[Dataset items]
----
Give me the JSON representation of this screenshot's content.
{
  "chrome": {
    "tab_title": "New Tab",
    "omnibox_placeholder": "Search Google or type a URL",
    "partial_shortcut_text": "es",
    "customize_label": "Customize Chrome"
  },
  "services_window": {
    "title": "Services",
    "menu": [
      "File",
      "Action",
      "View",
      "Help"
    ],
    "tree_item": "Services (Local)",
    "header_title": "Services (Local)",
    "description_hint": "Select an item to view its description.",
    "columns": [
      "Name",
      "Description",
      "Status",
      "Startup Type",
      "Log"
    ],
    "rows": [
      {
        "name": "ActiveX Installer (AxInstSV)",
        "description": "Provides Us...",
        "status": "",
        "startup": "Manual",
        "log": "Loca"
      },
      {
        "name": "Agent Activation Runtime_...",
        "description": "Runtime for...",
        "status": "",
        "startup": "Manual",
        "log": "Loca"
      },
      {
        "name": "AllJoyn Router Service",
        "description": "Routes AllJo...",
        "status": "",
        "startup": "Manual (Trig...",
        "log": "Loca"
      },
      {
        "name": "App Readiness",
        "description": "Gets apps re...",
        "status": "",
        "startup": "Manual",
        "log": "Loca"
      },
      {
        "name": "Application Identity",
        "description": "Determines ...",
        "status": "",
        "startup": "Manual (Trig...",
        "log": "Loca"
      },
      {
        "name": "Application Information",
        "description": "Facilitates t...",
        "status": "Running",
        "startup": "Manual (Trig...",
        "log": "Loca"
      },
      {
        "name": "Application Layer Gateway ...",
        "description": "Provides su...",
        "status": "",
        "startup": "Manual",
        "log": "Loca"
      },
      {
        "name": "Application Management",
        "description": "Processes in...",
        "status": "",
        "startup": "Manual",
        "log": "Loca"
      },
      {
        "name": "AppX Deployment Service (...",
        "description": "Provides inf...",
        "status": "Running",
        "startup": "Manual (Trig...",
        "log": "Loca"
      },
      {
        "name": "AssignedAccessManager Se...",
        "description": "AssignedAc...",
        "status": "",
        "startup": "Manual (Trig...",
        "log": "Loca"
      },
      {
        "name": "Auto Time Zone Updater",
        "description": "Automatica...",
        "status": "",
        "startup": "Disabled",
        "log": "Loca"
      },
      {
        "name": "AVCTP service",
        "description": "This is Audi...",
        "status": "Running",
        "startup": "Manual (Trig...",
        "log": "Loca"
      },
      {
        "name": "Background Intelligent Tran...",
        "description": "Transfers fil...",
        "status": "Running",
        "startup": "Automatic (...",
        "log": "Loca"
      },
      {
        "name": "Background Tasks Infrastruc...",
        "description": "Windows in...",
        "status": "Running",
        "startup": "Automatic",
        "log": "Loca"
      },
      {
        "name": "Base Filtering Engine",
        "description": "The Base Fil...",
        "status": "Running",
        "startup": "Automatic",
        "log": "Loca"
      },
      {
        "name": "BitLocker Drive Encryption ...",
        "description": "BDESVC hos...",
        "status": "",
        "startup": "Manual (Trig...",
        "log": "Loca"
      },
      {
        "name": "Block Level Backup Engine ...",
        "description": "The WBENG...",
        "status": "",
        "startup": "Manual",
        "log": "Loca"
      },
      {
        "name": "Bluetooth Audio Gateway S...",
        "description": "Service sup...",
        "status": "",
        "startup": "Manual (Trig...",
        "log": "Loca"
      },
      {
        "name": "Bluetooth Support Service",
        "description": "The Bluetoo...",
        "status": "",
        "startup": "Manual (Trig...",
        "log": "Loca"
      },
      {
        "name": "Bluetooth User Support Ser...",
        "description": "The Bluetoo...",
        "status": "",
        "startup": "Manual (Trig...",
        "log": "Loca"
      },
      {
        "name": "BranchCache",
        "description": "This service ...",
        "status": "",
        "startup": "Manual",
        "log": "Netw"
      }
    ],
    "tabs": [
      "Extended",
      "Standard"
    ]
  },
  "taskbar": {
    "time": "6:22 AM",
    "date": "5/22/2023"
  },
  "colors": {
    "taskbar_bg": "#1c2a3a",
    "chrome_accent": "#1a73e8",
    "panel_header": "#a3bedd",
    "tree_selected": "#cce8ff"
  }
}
----
_Work required:_ Tally up the lines holding the word "Base" in the data above, and answer with that figure only.

_Final result:_ 2